_Task requirements_
When the word "alcohol" shows up in a line of the data below, copy that whole line.
- - -
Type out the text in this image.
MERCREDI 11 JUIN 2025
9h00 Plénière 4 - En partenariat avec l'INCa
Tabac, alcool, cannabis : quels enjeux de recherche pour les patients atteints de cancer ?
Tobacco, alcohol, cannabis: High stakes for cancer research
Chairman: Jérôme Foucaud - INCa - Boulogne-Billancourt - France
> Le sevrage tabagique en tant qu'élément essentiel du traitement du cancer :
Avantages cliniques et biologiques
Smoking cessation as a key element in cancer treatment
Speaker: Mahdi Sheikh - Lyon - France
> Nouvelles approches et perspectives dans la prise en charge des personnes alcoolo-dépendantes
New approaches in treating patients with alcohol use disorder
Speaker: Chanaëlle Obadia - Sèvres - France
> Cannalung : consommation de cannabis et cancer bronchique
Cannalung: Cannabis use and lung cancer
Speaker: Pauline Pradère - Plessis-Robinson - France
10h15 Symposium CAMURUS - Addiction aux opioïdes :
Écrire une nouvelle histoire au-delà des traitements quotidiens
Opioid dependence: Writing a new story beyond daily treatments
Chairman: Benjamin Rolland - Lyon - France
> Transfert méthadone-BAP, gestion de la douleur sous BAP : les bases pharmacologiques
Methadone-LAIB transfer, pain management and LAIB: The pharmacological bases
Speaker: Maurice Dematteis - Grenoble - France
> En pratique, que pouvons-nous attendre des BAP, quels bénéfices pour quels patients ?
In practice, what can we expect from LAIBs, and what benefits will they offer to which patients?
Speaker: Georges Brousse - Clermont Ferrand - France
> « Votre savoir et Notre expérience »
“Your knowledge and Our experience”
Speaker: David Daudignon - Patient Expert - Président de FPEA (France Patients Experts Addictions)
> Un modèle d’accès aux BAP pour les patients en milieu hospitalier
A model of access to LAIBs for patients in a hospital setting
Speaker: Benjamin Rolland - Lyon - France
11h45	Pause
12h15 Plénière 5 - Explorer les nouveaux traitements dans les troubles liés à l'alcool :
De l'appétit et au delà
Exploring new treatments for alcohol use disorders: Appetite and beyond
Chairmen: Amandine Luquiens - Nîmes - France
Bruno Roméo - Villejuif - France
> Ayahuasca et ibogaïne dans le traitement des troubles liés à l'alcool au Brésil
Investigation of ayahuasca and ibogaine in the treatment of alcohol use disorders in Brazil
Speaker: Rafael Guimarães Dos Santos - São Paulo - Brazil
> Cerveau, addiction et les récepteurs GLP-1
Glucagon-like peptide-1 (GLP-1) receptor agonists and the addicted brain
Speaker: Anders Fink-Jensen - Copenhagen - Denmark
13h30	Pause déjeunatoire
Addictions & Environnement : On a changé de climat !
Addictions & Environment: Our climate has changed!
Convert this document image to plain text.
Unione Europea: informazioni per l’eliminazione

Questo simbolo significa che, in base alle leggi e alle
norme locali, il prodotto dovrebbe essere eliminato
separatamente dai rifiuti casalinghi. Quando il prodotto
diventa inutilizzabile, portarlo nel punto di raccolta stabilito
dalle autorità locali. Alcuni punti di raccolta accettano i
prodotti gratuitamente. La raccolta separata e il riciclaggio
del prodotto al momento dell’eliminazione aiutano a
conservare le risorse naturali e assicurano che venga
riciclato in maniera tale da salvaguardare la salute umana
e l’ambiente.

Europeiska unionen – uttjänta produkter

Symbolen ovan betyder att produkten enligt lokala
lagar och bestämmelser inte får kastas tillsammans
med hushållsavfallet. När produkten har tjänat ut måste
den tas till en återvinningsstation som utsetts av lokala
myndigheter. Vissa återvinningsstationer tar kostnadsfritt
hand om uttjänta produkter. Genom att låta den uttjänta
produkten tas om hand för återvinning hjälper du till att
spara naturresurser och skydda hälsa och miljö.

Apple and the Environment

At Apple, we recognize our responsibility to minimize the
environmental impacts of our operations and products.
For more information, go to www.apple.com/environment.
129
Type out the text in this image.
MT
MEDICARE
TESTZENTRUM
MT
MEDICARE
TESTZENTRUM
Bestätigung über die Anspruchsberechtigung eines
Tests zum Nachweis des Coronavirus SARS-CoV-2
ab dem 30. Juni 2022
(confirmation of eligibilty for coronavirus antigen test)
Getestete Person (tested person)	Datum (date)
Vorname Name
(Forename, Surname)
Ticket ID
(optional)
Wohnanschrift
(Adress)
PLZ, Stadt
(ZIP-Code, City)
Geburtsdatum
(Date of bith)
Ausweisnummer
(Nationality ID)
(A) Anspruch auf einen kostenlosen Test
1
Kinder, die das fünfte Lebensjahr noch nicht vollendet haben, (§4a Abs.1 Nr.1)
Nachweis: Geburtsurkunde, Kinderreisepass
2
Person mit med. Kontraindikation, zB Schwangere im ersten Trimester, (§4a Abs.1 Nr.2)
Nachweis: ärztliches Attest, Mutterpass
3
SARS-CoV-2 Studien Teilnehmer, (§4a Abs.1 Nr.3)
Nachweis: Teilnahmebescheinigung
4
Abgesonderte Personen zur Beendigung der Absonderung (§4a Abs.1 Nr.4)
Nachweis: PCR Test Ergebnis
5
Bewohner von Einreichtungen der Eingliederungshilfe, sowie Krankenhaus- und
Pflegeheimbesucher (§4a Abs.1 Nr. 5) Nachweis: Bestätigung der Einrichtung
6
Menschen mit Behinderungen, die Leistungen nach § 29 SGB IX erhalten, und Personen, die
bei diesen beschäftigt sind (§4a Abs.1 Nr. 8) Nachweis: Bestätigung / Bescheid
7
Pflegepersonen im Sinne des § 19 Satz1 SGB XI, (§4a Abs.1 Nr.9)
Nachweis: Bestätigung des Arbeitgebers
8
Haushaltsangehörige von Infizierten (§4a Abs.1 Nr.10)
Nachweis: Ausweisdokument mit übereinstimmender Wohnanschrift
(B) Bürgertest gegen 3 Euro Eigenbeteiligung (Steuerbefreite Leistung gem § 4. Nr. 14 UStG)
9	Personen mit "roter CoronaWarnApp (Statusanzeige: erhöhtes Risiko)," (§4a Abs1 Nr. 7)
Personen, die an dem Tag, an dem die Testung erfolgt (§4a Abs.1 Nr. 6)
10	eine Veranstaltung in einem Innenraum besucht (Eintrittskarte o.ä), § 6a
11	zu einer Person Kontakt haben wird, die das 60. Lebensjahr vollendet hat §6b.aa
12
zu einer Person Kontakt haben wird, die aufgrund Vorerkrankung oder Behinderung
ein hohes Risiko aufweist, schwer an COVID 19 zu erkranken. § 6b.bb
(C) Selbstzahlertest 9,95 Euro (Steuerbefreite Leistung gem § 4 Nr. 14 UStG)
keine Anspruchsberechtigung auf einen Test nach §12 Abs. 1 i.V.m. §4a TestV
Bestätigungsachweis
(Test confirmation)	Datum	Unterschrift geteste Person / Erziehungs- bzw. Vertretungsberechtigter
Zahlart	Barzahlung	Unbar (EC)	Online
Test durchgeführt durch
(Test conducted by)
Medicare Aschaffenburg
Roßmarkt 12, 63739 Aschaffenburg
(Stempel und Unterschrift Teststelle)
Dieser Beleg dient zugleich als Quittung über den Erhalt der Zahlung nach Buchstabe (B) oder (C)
- - -
_Solution to this problem_
Tobacco, alcohol, cannabis: High stakes for cancer research
New approaches in treating patients with alcohol use disorder
Exploring new treatments for alcohol use disorders: Appetite and beyond
Investigation of ayahuasca and ibogaine in the treatment of alcohol use disorders in Brazil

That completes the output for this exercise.